Raw records>
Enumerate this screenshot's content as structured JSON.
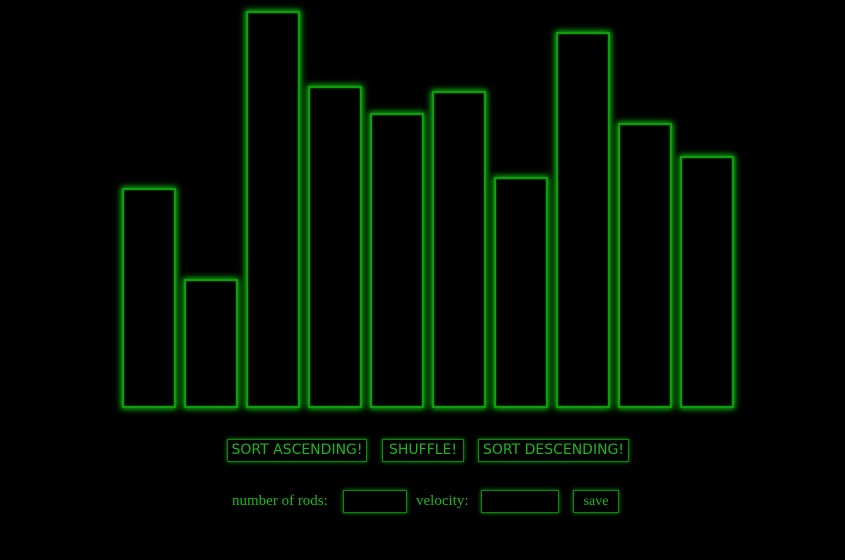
{
  "rods": {
    "values": [
      41,
      24,
      74,
      60,
      55,
      59,
      43,
      70,
      53,
      47
    ]
  },
  "controls": {
    "sort_ascending_label": "SORT ASCENDING!",
    "shuffle_label": "SHUFFLE!",
    "sort_descending_label": "SORT DESCENDING!"
  },
  "settings": {
    "rods_label": "number of rods:",
    "rods_value": "",
    "velocity_label": "velocity:",
    "velocity_value": "",
    "save_label": "save"
  },
  "colors": {
    "accent": "#1bb81b",
    "background": "#000000"
  }
}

Exercise objective>
Transcribe the listing in full. Omit the pictures and keep every line exact.

Result of this exercise>
Enumerate this screenshot's content as structured JSON.
{
  "rods": {
    "values": [
      41,
      24,
      74,
      60,
      55,
      59,
      43,
      70,
      53,
      47
    ]
  },
  "controls": {
    "sort_ascending_label": "SORT ASCENDING!",
    "shuffle_label": "SHUFFLE!",
    "sort_descending_label": "SORT DESCENDING!"
  },
  "settings": {
    "rods_label": "number of rods:",
    "rods_value": "",
    "velocity_label": "velocity:",
    "velocity_value": "",
    "save_label": "save"
  },
  "colors": {
    "accent": "#1bb81b",
    "background": "#000000"
  }
}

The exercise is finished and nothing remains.